Across the entries, how many lines have the string "PARANOID" in them? Reply with only a number.

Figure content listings
## START

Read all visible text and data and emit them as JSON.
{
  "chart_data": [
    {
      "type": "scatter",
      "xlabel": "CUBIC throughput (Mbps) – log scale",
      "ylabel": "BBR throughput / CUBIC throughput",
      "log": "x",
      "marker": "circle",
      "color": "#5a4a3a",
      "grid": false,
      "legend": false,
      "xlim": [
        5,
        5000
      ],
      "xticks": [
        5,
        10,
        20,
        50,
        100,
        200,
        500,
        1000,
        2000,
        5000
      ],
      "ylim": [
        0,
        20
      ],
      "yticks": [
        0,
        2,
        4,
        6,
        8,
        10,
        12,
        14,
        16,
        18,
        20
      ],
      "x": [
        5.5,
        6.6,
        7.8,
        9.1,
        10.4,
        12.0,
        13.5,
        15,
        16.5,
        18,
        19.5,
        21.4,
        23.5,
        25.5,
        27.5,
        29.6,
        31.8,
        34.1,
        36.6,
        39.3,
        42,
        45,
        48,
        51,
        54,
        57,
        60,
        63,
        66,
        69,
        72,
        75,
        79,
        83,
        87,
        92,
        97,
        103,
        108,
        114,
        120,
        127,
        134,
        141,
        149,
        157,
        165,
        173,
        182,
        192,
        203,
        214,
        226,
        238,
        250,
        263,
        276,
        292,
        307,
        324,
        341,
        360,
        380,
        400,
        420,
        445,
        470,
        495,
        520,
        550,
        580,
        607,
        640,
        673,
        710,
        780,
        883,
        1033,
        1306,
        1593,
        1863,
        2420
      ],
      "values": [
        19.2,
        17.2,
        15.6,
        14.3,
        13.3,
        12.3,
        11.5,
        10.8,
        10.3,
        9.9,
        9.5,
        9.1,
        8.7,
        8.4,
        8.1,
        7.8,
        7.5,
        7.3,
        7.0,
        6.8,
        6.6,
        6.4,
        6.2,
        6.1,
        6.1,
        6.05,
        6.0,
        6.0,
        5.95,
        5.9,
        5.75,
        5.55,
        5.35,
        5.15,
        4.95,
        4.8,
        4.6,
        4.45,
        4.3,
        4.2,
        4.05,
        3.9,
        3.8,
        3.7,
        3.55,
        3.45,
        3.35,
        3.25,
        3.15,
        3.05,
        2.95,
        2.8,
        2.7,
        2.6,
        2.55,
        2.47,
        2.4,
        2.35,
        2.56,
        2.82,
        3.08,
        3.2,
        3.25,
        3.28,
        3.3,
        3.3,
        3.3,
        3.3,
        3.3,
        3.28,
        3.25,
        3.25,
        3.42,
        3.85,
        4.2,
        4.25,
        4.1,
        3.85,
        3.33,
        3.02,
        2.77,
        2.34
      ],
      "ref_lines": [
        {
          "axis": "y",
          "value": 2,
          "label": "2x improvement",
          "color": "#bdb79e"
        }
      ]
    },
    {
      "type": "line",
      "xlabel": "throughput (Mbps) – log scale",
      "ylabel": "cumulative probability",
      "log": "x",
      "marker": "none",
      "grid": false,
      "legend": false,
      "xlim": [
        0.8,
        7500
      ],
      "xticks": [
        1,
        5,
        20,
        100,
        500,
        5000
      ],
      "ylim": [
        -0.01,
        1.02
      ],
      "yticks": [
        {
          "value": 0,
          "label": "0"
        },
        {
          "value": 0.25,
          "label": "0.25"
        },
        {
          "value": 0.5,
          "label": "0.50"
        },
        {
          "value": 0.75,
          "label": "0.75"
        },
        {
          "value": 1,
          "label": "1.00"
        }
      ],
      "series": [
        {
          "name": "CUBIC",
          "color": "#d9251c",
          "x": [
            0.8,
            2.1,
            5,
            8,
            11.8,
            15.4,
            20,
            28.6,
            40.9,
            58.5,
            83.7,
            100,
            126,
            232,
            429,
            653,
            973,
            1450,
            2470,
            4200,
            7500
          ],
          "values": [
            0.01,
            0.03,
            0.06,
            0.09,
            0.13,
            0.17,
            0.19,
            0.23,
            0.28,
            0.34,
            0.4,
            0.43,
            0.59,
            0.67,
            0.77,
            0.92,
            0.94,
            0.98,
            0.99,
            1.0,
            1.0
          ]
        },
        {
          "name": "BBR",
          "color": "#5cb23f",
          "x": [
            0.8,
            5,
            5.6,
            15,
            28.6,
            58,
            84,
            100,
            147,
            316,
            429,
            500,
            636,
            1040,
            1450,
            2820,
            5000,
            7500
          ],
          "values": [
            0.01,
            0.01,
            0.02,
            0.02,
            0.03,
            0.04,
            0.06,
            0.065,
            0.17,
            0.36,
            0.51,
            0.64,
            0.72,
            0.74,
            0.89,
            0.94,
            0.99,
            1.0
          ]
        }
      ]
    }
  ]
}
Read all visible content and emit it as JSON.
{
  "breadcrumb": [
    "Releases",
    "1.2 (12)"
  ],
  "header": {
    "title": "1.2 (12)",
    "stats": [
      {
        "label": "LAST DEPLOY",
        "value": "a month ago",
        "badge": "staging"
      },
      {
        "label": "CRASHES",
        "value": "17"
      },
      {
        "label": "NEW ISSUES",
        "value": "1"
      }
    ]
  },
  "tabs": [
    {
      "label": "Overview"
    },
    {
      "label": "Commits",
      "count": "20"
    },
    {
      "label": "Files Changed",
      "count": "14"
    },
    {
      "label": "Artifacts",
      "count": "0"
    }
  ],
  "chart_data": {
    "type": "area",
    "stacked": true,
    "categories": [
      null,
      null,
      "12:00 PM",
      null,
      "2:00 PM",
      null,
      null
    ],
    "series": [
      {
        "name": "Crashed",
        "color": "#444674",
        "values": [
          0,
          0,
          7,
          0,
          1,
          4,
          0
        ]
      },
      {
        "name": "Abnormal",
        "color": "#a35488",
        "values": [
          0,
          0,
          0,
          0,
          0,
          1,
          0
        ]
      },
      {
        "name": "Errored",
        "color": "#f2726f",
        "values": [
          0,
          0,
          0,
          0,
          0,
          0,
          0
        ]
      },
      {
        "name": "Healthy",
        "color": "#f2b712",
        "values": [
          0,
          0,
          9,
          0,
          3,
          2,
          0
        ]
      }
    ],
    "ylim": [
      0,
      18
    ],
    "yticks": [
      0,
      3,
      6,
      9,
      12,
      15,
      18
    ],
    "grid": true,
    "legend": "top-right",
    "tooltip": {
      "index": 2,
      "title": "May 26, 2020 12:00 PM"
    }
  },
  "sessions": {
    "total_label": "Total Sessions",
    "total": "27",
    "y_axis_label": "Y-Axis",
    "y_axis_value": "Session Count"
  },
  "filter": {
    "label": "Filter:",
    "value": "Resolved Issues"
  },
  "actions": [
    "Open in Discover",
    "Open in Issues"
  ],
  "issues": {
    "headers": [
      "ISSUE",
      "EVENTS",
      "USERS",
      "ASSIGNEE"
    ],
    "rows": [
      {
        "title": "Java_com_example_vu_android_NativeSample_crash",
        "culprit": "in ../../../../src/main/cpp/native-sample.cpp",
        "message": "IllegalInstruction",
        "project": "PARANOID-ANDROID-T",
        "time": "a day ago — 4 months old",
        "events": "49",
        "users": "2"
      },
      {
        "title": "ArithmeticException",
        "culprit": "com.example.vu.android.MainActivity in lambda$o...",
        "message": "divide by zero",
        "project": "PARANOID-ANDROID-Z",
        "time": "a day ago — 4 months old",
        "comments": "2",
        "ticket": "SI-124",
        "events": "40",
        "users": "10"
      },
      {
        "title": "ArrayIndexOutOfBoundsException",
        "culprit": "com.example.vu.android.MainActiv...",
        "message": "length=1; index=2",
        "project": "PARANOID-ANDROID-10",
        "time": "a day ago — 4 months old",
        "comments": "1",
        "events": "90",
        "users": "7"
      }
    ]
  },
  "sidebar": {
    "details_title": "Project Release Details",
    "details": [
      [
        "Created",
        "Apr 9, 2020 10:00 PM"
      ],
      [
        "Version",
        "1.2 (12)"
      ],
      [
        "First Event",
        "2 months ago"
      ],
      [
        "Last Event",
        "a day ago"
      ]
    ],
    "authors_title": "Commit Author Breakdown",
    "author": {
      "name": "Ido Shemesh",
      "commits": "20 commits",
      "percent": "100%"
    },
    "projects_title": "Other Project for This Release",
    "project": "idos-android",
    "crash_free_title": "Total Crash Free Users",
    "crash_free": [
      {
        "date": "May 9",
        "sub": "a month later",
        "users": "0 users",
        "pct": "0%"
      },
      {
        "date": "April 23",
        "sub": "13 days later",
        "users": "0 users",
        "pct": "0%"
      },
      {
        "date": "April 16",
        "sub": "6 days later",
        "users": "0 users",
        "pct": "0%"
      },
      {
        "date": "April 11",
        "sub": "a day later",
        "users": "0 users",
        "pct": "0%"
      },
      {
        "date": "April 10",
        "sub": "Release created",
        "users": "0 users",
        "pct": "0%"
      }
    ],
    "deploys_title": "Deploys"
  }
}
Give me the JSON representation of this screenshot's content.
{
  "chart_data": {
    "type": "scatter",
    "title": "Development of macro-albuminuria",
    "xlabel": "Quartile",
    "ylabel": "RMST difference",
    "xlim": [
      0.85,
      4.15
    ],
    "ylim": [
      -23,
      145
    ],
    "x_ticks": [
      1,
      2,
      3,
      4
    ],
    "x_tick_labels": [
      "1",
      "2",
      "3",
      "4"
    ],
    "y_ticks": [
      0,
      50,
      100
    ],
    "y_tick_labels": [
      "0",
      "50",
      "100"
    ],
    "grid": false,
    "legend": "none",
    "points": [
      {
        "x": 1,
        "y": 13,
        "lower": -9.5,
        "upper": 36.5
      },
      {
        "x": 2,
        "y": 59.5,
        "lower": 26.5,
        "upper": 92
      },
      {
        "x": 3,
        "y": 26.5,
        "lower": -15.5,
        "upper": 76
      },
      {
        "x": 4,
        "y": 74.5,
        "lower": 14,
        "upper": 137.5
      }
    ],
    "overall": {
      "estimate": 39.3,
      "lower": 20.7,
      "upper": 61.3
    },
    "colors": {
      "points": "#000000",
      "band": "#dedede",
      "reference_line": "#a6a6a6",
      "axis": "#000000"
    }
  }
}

## END

## Written solution
3